▼

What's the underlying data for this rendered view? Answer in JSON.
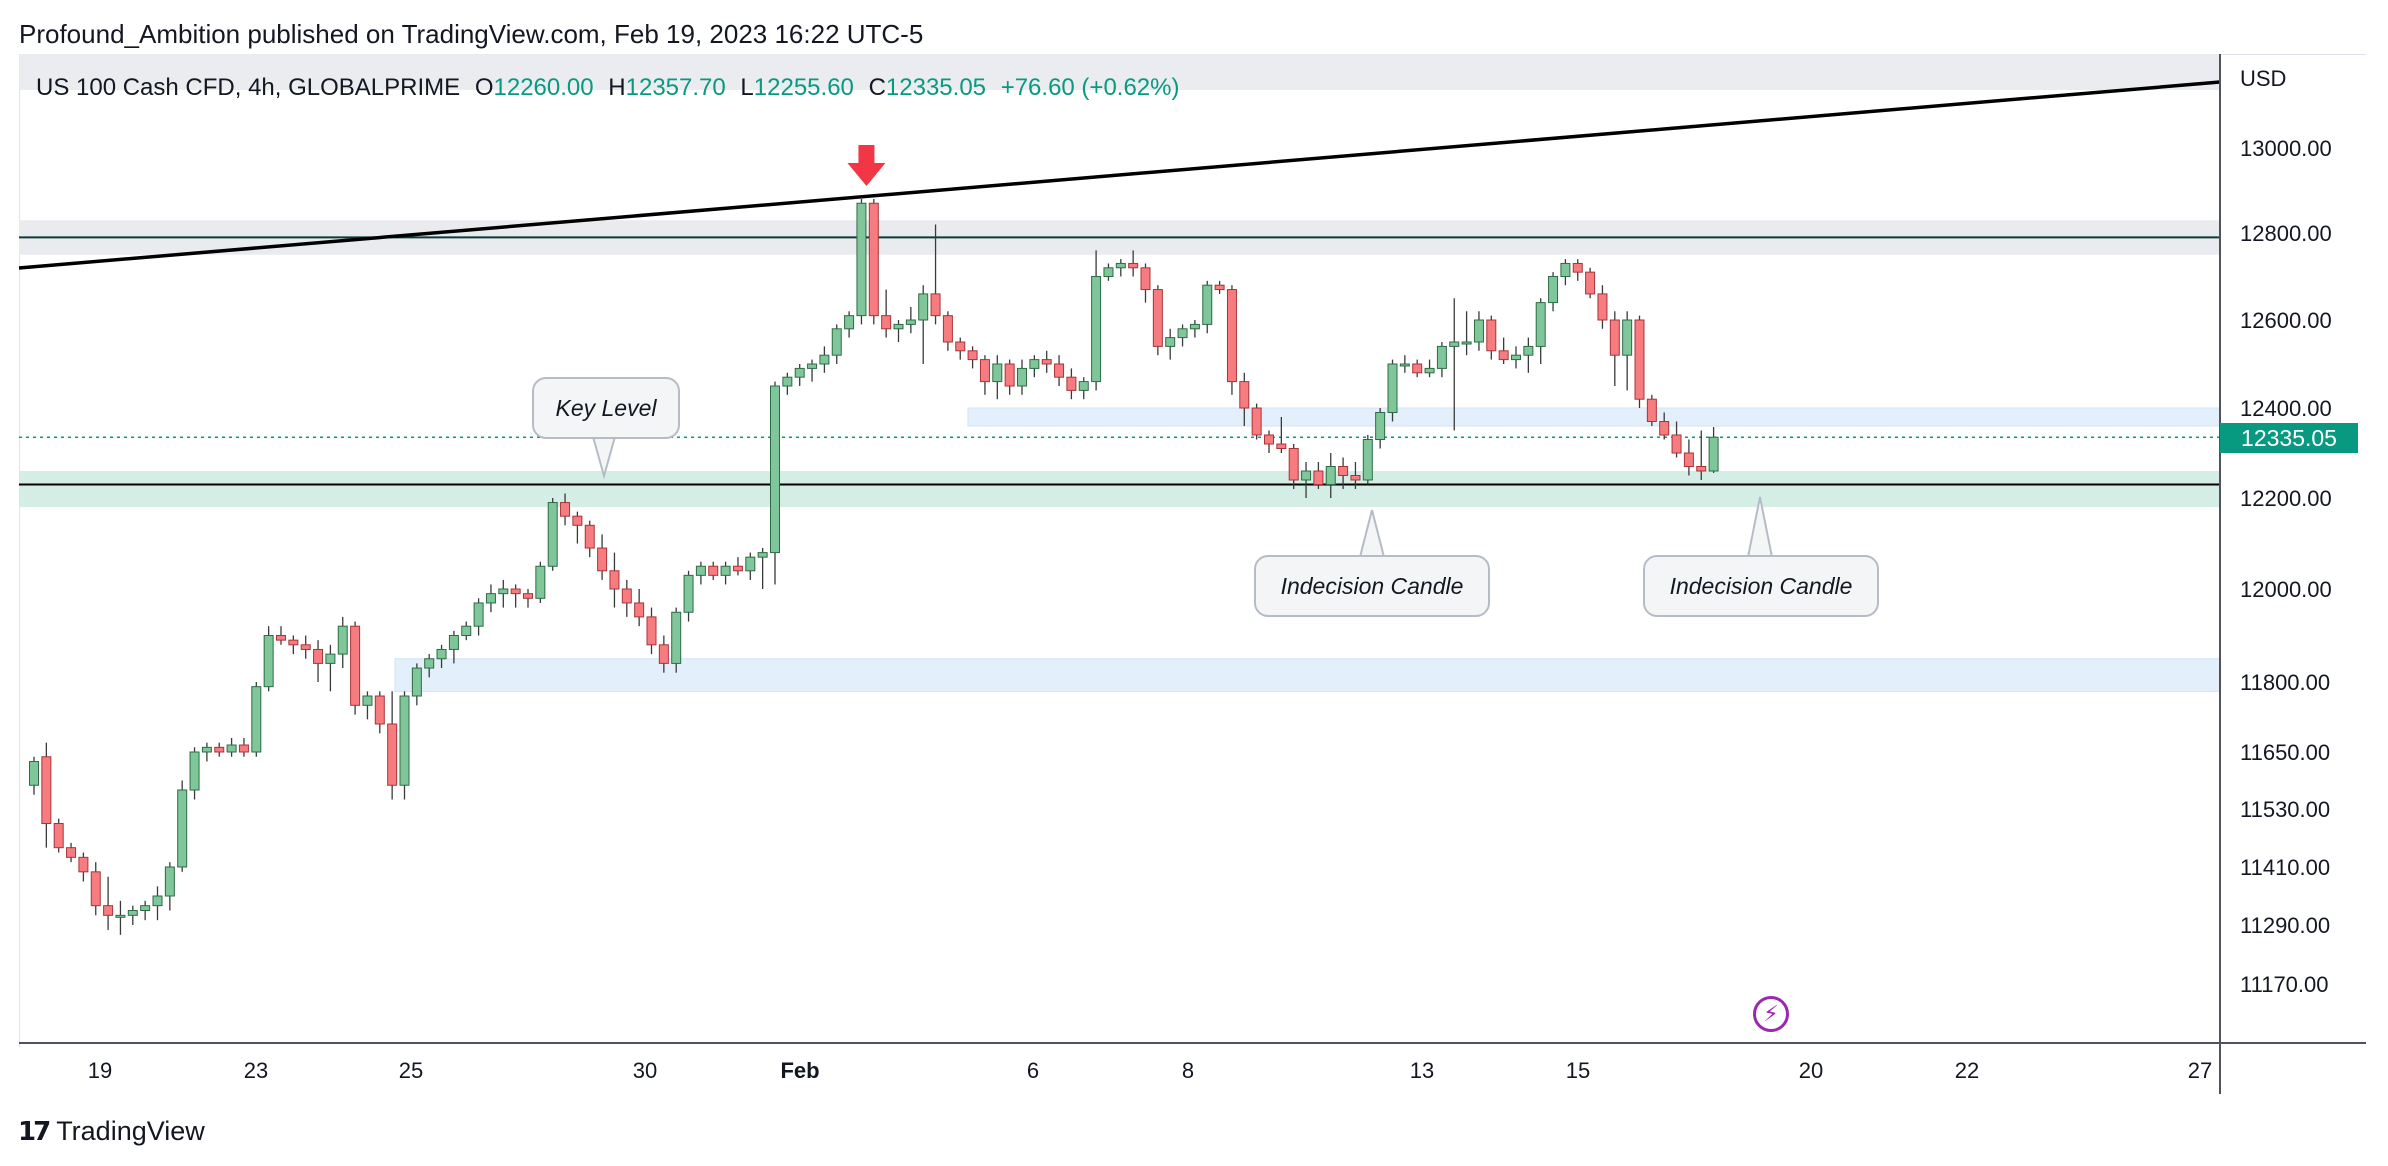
{
  "header": {
    "published_line": "Profound_Ambition published on TradingView.com, Feb 19, 2023 16:22 UTC-5"
  },
  "legend": {
    "symbol": "US 100 Cash CFD, 4h, GLOBALPRIME",
    "open_label": "O",
    "open": "12260.00",
    "high_label": "H",
    "high": "12357.70",
    "low_label": "L",
    "low": "12255.60",
    "close_label": "C",
    "close": "12335.05",
    "change": "+76.60 (+0.62%)"
  },
  "axis": {
    "currency": "USD",
    "last_price": "12335.05"
  },
  "annotations": {
    "key_level": "Key Level",
    "indecision_1": "Indecision Candle",
    "indecision_2": "Indecision Candle"
  },
  "footer": {
    "brand": "TradingView"
  },
  "colors": {
    "up": "#089981",
    "down": "#f23645",
    "up_fill": "#7fc79a",
    "down_fill": "#f77c80",
    "zone_green": "#d4eee6",
    "zone_blue": "#e3f0fb",
    "zone_gray": "#e9ebef",
    "marker": "#f23645"
  },
  "chart_data": {
    "type": "candlestick",
    "timeframe": "4h",
    "currency": "USD",
    "y_ticks": [
      13000,
      12800,
      12600,
      12400,
      12200,
      12000,
      11800,
      11650,
      11530,
      11410,
      11290,
      11170
    ],
    "x_ticks": [
      "19",
      "23",
      "25",
      "30",
      "Feb",
      "6",
      "8",
      "13",
      "15",
      "20",
      "22",
      "27"
    ],
    "last_price": 12335.05,
    "ohlc": {
      "open": 12260.0,
      "high": 12357.7,
      "low": 12255.6,
      "close": 12335.05,
      "change": 76.6,
      "change_pct": 0.62
    },
    "candles": [
      [
        11580,
        11640,
        11560,
        11630
      ],
      [
        11640,
        11670,
        11450,
        11500
      ],
      [
        11500,
        11510,
        11440,
        11450
      ],
      [
        11450,
        11460,
        11420,
        11430
      ],
      [
        11430,
        11440,
        11380,
        11400
      ],
      [
        11400,
        11420,
        11310,
        11330
      ],
      [
        11330,
        11390,
        11280,
        11310
      ],
      [
        11310,
        11340,
        11270,
        11310
      ],
      [
        11310,
        11330,
        11290,
        11320
      ],
      [
        11320,
        11340,
        11300,
        11330
      ],
      [
        11330,
        11370,
        11300,
        11350
      ],
      [
        11350,
        11420,
        11320,
        11410
      ],
      [
        11410,
        11590,
        11400,
        11570
      ],
      [
        11570,
        11660,
        11550,
        11650
      ],
      [
        11650,
        11670,
        11630,
        11660
      ],
      [
        11660,
        11670,
        11640,
        11650
      ],
      [
        11650,
        11680,
        11640,
        11665
      ],
      [
        11665,
        11680,
        11640,
        11650
      ],
      [
        11650,
        11800,
        11640,
        11790
      ],
      [
        11790,
        11920,
        11780,
        11900
      ],
      [
        11900,
        11920,
        11880,
        11890
      ],
      [
        11890,
        11900,
        11860,
        11880
      ],
      [
        11880,
        11900,
        11850,
        11870
      ],
      [
        11870,
        11890,
        11800,
        11840
      ],
      [
        11840,
        11880,
        11780,
        11860
      ],
      [
        11860,
        11940,
        11830,
        11920
      ],
      [
        11920,
        11930,
        11730,
        11750
      ],
      [
        11750,
        11780,
        11720,
        11770
      ],
      [
        11770,
        11780,
        11690,
        11710
      ],
      [
        11710,
        11780,
        11550,
        11580
      ],
      [
        11580,
        11780,
        11550,
        11770
      ],
      [
        11770,
        11840,
        11750,
        11830
      ],
      [
        11830,
        11860,
        11810,
        11850
      ],
      [
        11850,
        11880,
        11830,
        11870
      ],
      [
        11870,
        11910,
        11840,
        11900
      ],
      [
        11900,
        11930,
        11890,
        11920
      ],
      [
        11920,
        11980,
        11900,
        11970
      ],
      [
        11970,
        12010,
        11950,
        11990
      ],
      [
        11990,
        12020,
        11960,
        12000
      ],
      [
        12000,
        12010,
        11960,
        11990
      ],
      [
        11990,
        12000,
        11960,
        11980
      ],
      [
        11980,
        12060,
        11970,
        12050
      ],
      [
        12050,
        12200,
        12040,
        12190
      ],
      [
        12190,
        12210,
        12140,
        12160
      ],
      [
        12160,
        12170,
        12100,
        12140
      ],
      [
        12140,
        12150,
        12070,
        12090
      ],
      [
        12090,
        12120,
        12020,
        12040
      ],
      [
        12040,
        12080,
        11960,
        12000
      ],
      [
        12000,
        12020,
        11940,
        11970
      ],
      [
        11970,
        12000,
        11920,
        11940
      ],
      [
        11940,
        11960,
        11860,
        11880
      ],
      [
        11880,
        11900,
        11820,
        11840
      ],
      [
        11840,
        11960,
        11820,
        11950
      ],
      [
        11950,
        12040,
        11930,
        12030
      ],
      [
        12030,
        12060,
        12010,
        12050
      ],
      [
        12050,
        12060,
        12020,
        12030
      ],
      [
        12030,
        12060,
        12010,
        12050
      ],
      [
        12050,
        12070,
        12030,
        12040
      ],
      [
        12040,
        12080,
        12020,
        12070
      ],
      [
        12070,
        12090,
        12000,
        12080
      ],
      [
        12080,
        12460,
        12010,
        12450
      ],
      [
        12450,
        12480,
        12430,
        12470
      ],
      [
        12470,
        12500,
        12450,
        12490
      ],
      [
        12490,
        12510,
        12460,
        12500
      ],
      [
        12500,
        12540,
        12480,
        12520
      ],
      [
        12520,
        12590,
        12500,
        12580
      ],
      [
        12580,
        12620,
        12560,
        12610
      ],
      [
        12610,
        12880,
        12590,
        12870
      ],
      [
        12870,
        12880,
        12590,
        12610
      ],
      [
        12610,
        12670,
        12560,
        12580
      ],
      [
        12580,
        12600,
        12550,
        12590
      ],
      [
        12590,
        12630,
        12570,
        12600
      ],
      [
        12600,
        12680,
        12500,
        12660
      ],
      [
        12660,
        12820,
        12590,
        12610
      ],
      [
        12610,
        12620,
        12530,
        12550
      ],
      [
        12550,
        12560,
        12510,
        12530
      ],
      [
        12530,
        12540,
        12490,
        12510
      ],
      [
        12510,
        12520,
        12430,
        12460
      ],
      [
        12460,
        12520,
        12420,
        12500
      ],
      [
        12500,
        12510,
        12430,
        12450
      ],
      [
        12450,
        12510,
        12430,
        12490
      ],
      [
        12490,
        12520,
        12470,
        12510
      ],
      [
        12510,
        12530,
        12480,
        12500
      ],
      [
        12500,
        12520,
        12450,
        12470
      ],
      [
        12470,
        12490,
        12420,
        12440
      ],
      [
        12440,
        12470,
        12420,
        12460
      ],
      [
        12460,
        12760,
        12440,
        12700
      ],
      [
        12700,
        12730,
        12690,
        12720
      ],
      [
        12720,
        12740,
        12700,
        12730
      ],
      [
        12730,
        12760,
        12700,
        12720
      ],
      [
        12720,
        12730,
        12640,
        12670
      ],
      [
        12670,
        12680,
        12520,
        12540
      ],
      [
        12540,
        12580,
        12510,
        12560
      ],
      [
        12560,
        12590,
        12540,
        12580
      ],
      [
        12580,
        12600,
        12560,
        12590
      ],
      [
        12590,
        12690,
        12570,
        12680
      ],
      [
        12680,
        12690,
        12660,
        12670
      ],
      [
        12670,
        12680,
        12430,
        12460
      ],
      [
        12460,
        12480,
        12360,
        12400
      ],
      [
        12400,
        12410,
        12330,
        12340
      ],
      [
        12340,
        12350,
        12300,
        12320
      ],
      [
        12320,
        12380,
        12300,
        12310
      ],
      [
        12310,
        12320,
        12220,
        12240
      ],
      [
        12240,
        12280,
        12200,
        12260
      ],
      [
        12260,
        12280,
        12220,
        12230
      ],
      [
        12230,
        12300,
        12200,
        12270
      ],
      [
        12270,
        12290,
        12220,
        12250
      ],
      [
        12250,
        12280,
        12220,
        12240
      ],
      [
        12240,
        12340,
        12230,
        12330
      ],
      [
        12330,
        12400,
        12310,
        12390
      ],
      [
        12390,
        12510,
        12370,
        12500
      ],
      [
        12500,
        12520,
        12480,
        12500
      ],
      [
        12500,
        12510,
        12470,
        12480
      ],
      [
        12480,
        12510,
        12470,
        12490
      ],
      [
        12490,
        12550,
        12470,
        12540
      ],
      [
        12540,
        12650,
        12350,
        12550
      ],
      [
        12550,
        12620,
        12520,
        12550
      ],
      [
        12550,
        12620,
        12530,
        12600
      ],
      [
        12600,
        12610,
        12510,
        12530
      ],
      [
        12530,
        12560,
        12500,
        12510
      ],
      [
        12510,
        12540,
        12490,
        12520
      ],
      [
        12520,
        12560,
        12480,
        12540
      ],
      [
        12540,
        12650,
        12500,
        12640
      ],
      [
        12640,
        12710,
        12620,
        12700
      ],
      [
        12700,
        12740,
        12680,
        12730
      ],
      [
        12730,
        12740,
        12690,
        12710
      ],
      [
        12710,
        12720,
        12650,
        12660
      ],
      [
        12660,
        12680,
        12580,
        12600
      ],
      [
        12600,
        12620,
        12450,
        12520
      ],
      [
        12520,
        12620,
        12440,
        12600
      ],
      [
        12600,
        12610,
        12400,
        12420
      ],
      [
        12420,
        12430,
        12360,
        12370
      ],
      [
        12370,
        12390,
        12330,
        12340
      ],
      [
        12340,
        12370,
        12290,
        12300
      ],
      [
        12300,
        12330,
        12250,
        12270
      ],
      [
        12270,
        12350,
        12240,
        12260
      ],
      [
        12260,
        12357.7,
        12255.6,
        12335.05
      ]
    ],
    "levels": [
      {
        "type": "horizontal_line",
        "value": 12790
      },
      {
        "type": "horizontal_line",
        "value": 12230
      },
      {
        "type": "trendline",
        "from": [
          0,
          12710
        ],
        "to": [
          150,
          13070
        ]
      },
      {
        "type": "zone",
        "from": 12750,
        "to": 12830
      },
      {
        "type": "zone",
        "from": 12180,
        "to": 12260
      },
      {
        "type": "zone",
        "from": 12360,
        "to": 12400
      },
      {
        "type": "zone",
        "from": 11780,
        "to": 11850
      }
    ]
  }
}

▲

State the number of lines holding the word "Indecision" in the listing. Add nothing else.

» **TASK OUTPUT**:
2